→ **Objective**
Show each line of the data below that has the string "Горный" in it.

→ **Items**
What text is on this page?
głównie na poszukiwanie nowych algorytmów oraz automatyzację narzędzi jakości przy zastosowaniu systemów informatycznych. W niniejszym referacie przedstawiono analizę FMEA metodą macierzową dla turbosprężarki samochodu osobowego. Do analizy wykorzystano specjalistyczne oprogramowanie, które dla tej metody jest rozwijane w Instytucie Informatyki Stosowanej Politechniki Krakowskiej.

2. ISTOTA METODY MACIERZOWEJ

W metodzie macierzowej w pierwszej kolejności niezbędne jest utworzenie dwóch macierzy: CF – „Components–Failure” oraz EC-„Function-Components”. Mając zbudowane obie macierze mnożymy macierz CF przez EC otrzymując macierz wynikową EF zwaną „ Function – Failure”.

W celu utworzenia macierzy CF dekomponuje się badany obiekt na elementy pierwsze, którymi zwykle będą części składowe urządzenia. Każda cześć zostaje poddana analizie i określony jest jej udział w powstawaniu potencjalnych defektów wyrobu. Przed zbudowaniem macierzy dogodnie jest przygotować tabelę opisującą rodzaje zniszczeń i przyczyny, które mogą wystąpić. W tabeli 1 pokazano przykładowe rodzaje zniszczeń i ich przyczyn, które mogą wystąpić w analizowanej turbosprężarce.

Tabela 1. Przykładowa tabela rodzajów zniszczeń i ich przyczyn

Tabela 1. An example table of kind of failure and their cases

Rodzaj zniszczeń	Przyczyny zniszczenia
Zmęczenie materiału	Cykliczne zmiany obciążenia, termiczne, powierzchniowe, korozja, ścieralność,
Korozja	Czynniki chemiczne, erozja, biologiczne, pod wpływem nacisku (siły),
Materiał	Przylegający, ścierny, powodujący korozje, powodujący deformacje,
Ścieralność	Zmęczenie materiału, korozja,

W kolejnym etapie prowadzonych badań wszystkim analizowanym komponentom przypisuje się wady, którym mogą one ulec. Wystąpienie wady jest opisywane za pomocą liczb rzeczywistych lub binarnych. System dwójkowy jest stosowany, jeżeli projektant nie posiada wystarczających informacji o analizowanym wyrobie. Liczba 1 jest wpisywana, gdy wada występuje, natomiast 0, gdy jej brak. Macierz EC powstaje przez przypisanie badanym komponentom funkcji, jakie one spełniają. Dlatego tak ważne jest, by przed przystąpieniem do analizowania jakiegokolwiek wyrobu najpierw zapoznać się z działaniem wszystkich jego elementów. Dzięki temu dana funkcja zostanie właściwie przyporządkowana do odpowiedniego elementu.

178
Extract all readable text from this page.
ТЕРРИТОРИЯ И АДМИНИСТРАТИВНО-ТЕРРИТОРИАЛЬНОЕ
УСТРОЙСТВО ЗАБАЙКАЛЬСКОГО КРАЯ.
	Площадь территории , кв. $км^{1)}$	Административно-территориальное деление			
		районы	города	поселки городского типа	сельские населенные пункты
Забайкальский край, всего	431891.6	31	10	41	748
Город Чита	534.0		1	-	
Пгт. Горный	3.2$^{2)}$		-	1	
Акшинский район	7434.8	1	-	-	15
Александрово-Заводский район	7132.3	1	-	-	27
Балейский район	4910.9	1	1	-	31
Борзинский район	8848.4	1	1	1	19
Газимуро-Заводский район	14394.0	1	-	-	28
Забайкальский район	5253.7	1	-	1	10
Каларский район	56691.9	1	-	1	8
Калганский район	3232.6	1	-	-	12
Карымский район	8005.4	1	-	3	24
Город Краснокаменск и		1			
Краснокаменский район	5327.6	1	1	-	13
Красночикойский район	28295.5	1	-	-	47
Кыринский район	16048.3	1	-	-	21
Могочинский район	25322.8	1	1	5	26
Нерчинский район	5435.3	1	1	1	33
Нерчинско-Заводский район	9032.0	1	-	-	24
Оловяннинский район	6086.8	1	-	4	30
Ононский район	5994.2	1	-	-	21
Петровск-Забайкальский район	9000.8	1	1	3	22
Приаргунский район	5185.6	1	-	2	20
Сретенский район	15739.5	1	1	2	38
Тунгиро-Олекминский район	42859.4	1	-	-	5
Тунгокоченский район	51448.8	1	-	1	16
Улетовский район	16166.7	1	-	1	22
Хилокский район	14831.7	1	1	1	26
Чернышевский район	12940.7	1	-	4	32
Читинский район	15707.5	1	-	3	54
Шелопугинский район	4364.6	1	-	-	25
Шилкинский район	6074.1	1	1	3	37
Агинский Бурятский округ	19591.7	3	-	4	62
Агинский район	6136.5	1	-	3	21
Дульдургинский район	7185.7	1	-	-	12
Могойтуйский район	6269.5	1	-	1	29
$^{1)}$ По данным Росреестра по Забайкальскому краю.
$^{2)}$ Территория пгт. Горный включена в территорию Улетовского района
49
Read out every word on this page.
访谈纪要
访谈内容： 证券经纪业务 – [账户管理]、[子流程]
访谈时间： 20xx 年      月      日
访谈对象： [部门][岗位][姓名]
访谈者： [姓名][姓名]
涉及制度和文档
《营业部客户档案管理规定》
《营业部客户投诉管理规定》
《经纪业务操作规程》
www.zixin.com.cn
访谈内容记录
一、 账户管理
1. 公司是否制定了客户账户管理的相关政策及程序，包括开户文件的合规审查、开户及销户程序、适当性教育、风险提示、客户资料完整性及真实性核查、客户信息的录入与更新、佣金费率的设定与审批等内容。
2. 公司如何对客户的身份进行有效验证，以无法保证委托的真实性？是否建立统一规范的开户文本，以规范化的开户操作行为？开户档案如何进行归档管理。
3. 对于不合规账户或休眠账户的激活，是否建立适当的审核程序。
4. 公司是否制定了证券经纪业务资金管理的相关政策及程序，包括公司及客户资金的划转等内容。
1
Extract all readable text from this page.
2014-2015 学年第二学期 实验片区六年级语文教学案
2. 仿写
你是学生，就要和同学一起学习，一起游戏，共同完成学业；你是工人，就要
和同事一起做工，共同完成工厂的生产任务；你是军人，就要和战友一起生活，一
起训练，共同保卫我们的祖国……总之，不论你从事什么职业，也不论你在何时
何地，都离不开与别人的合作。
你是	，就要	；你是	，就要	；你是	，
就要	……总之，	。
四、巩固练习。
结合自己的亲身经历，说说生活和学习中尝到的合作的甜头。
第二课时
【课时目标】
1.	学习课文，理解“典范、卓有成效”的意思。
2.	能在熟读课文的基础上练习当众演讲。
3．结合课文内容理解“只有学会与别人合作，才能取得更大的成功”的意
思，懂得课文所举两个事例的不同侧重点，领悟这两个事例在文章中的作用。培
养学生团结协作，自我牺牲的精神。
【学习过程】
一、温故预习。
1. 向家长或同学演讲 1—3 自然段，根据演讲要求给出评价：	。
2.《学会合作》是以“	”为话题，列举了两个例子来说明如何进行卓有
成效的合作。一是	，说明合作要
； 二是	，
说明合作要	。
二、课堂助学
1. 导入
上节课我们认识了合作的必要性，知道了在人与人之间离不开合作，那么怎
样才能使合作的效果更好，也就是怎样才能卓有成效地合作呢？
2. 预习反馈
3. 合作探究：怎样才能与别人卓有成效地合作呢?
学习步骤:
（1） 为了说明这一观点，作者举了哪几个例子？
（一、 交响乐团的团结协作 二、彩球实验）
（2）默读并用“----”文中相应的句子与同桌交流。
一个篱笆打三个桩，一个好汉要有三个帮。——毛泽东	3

→ **Correct result**
Пгт. Горный	3.2$^{2)}$		-	1	
$^{2)}$ Территория пгт. Горный включена в территорию Улетовского района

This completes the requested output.